Task directions:
Substitute "clickable" for every occurrence of "interactable" in the material below, and reproduce all lines with nothing else altered.

Records from a dataset:
# # # # # # #

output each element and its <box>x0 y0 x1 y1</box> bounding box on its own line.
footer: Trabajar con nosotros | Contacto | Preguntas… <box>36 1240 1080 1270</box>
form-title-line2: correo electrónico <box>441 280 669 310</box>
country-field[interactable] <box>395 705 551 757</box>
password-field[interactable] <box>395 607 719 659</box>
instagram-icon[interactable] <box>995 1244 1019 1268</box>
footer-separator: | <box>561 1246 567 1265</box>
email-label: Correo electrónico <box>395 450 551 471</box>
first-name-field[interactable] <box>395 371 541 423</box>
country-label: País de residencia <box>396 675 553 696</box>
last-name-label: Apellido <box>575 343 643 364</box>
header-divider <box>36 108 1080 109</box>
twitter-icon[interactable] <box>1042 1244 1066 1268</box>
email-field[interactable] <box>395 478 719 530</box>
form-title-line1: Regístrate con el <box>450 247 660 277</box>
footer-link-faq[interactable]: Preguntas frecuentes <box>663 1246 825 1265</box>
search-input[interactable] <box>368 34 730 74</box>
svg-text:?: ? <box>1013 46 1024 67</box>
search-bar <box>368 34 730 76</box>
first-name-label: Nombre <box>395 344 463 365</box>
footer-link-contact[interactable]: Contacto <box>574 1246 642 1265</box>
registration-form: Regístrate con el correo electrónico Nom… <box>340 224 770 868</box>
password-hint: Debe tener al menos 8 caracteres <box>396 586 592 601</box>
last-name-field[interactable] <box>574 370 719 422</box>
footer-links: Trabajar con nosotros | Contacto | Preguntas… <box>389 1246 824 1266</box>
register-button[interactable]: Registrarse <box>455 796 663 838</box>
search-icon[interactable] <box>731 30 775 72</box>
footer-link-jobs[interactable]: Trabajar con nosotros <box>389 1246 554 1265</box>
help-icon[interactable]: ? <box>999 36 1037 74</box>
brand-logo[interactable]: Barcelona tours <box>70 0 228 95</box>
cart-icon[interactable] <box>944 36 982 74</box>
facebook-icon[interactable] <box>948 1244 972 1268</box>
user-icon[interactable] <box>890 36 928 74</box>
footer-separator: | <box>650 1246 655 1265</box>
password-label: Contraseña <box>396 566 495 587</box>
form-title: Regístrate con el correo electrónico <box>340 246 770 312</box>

# # # # # # #

Answer:
output each element and its <box>x0 y0 x1 y1</box> bounding box on its own line.
footer: Trabajar con nosotros | Contacto | Preguntas… <box>36 1240 1080 1270</box>
form-title-line2: correo electrónico <box>441 280 669 310</box>
country-field[clickable] <box>395 705 551 757</box>
password-field[clickable] <box>395 607 719 659</box>
instagram-icon[clickable] <box>995 1244 1019 1268</box>
footer-separator: | <box>561 1246 567 1265</box>
email-label: Correo electrónico <box>395 450 551 471</box>
first-name-field[clickable] <box>395 371 541 423</box>
country-label: País de residencia <box>396 675 553 696</box>
last-name-label: Apellido <box>575 343 643 364</box>
header-divider <box>36 108 1080 109</box>
twitter-icon[clickable] <box>1042 1244 1066 1268</box>
email-field[clickable] <box>395 478 719 530</box>
form-title-line1: Regístrate con el <box>450 247 660 277</box>
footer-link-faq[clickable]: Preguntas frecuentes <box>663 1246 825 1265</box>
search-input[clickable] <box>368 34 730 74</box>
svg-text:?: ? <box>1013 46 1024 67</box>
search-bar <box>368 34 730 76</box>
first-name-label: Nombre <box>395 344 463 365</box>
footer-link-contact[clickable]: Contacto <box>574 1246 642 1265</box>
registration-form: Regístrate con el correo electrónico Nom… <box>340 224 770 868</box>
password-hint: Debe tener al menos 8 caracteres <box>396 586 592 601</box>
last-name-field[clickable] <box>574 370 719 422</box>
footer-links: Trabajar con nosotros | Contacto | Preguntas… <box>389 1246 824 1266</box>
register-button[clickable]: Registrarse <box>455 796 663 838</box>
search-icon[clickable] <box>731 30 775 72</box>
footer-link-jobs[clickable]: Trabajar con nosotros <box>389 1246 554 1265</box>
help-icon[clickable]: ? <box>999 36 1037 74</box>
brand-logo[clickable]: Barcelona tours <box>70 0 228 95</box>
cart-icon[clickable] <box>944 36 982 74</box>
facebook-icon[clickable] <box>948 1244 972 1268</box>
user-icon[clickable] <box>890 36 928 74</box>
footer-separator: | <box>650 1246 655 1265</box>
password-label: Contraseña <box>396 566 495 587</box>
form-title: Regístrate con el correo electrónico <box>340 246 770 312</box>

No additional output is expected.